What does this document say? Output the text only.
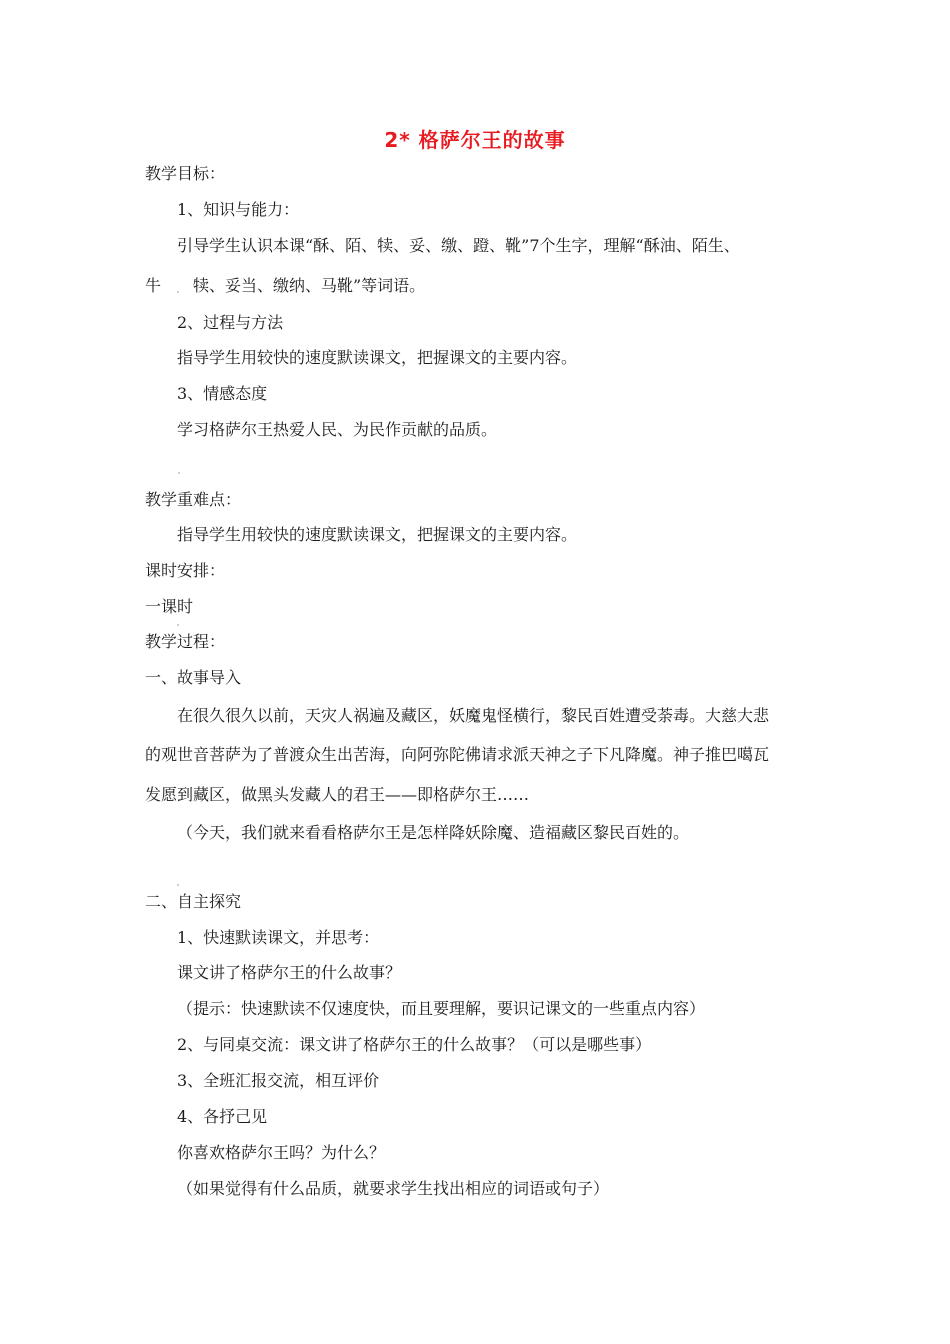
2* 格萨尔王的故事
教学目标：
1、知识与能力：
引导学生认识本课“酥、陌、犊、妥、缴、蹬、靴”7个生字，理解“酥油、陌生、
牛 犊、妥当、缴纳、马靴”等词语。
2、过程与方法
指导学生用较快的速度默读课文，把握课文的主要内容。
3、情感态度
学习格萨尔王热爱人民、为民作贡献的品质。
教学重难点：
指导学生用较快的速度默读课文，把握课文的主要内容。
课时安排：
一课时
教学过程：
一、故事导入
在很久很久以前，天灾人祸遍及藏区，妖魔鬼怪横行，黎民百姓遭受荼毒。大慈大悲
的观世音菩萨为了普渡众生出苦海，向阿弥陀佛请求派天神之子下凡降魔。神子推巴噶瓦
发愿到藏区，做黑头发藏人的君王——即格萨尔王……
（今天，我们就来看看格萨尔王是怎样降妖除魔、造福藏区黎民百姓的。
二、自主探究
1、快速默读课文，并思考：
课文讲了格萨尔王的什么故事？
（提示：快速默读不仅速度快，而且要理解，要识记课文的一些重点内容）
2、与同桌交流：课文讲了格萨尔王的什么故事？（可以是哪些事）
3、全班汇报交流，相互评价
4、各抒己见
你喜欢格萨尔王吗？为什么？
（如果觉得有什么品质，就要求学生找出相应的词语或句子）
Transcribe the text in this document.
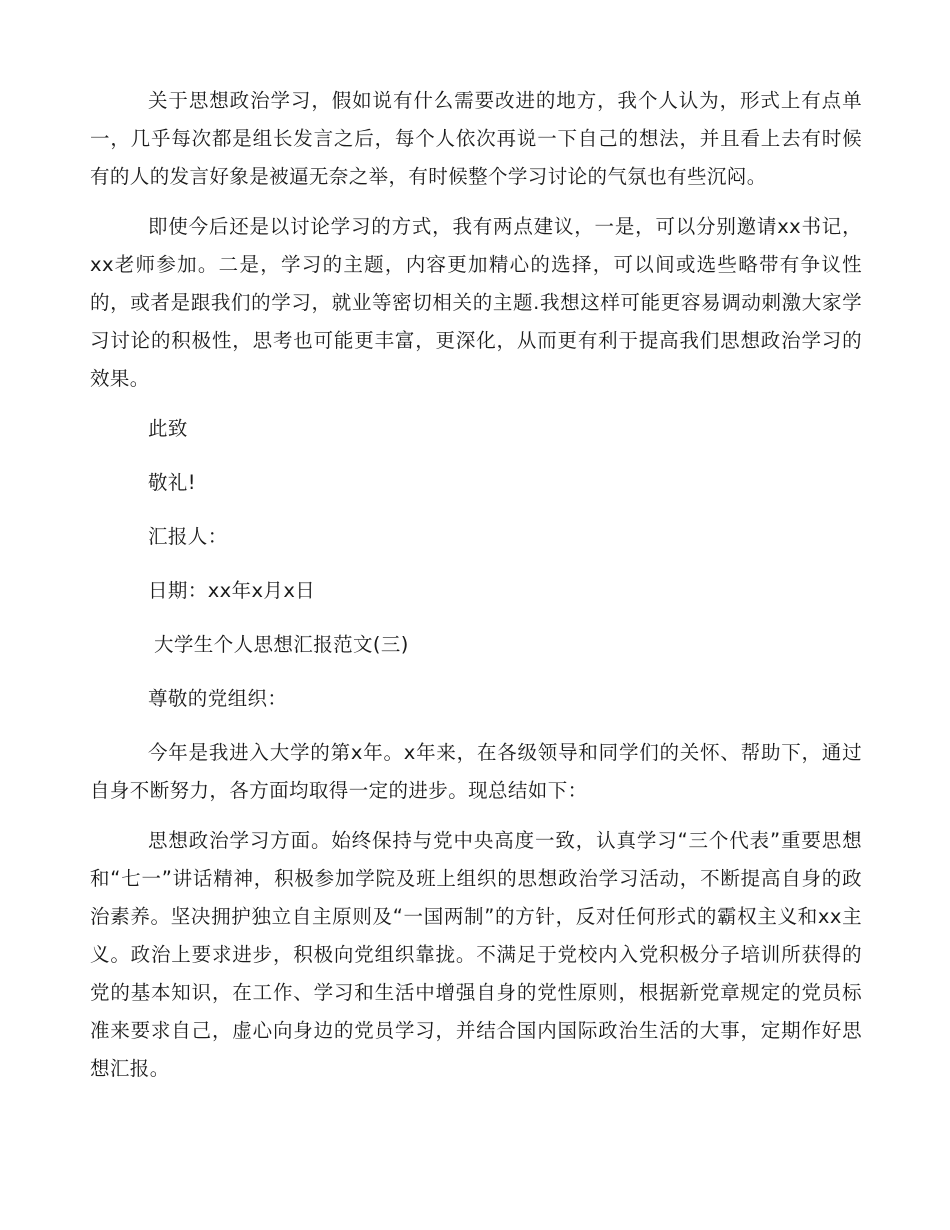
关于思想政治学习，假如说有什么需要改进的地方，我个人认为，形式上有点单一，几乎每次都是组长发言之后，每个人依次再说一下自己的想法，并且看上去有时候有的人的发言好象是被逼无奈之举，有时候整个学习讨论的气氛也有些沉闷。

即使今后还是以讨论学习的方式，我有两点建议，一是，可以分别邀请xx书记，xx老师参加。二是，学习的主题，内容更加精心的选择，可以间或选些略带有争议性的，或者是跟我们的学习，就业等密切相关的主题.我想这样可能更容易调动刺激大家学习讨论的积极性，思考也可能更丰富，更深化，从而更有利于提高我们思想政治学习的效果。

此致
敬礼!
汇报人：
日期：xx年x月x日
大学生个人思想汇报范文(三)
尊敬的党组织：

今年是我进入大学的第x年。x年来，在各级领导和同学们的关怀、帮助下，通过自身不断努力，各方面均取得一定的进步。现总结如下：

思想政治学习方面。始终保持与党中央高度一致，认真学习“三个代表”重要思想和“七一”讲话精神，积极参加学院及班上组织的思想政治学习活动，不断提高自身的政治素养。坚决拥护独立自主原则及“一国两制”的方针，反对任何形式的霸权主义和xx主义。政治上要求进步，积极向党组织靠拢。不满足于党校内入党积极分子培训所获得的党的基本知识，在工作、学习和生活中增强自身的党性原则，根据新党章规定的党员标准来要求自己，虚心向身边的党员学习，并结合国内国际政治生活的大事，定期作好思想汇报。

---

From the listing above, report the number of lines containing the string "课文讲了格萨尔王的什么故事", without any accompanying remarks.

Task answer -
2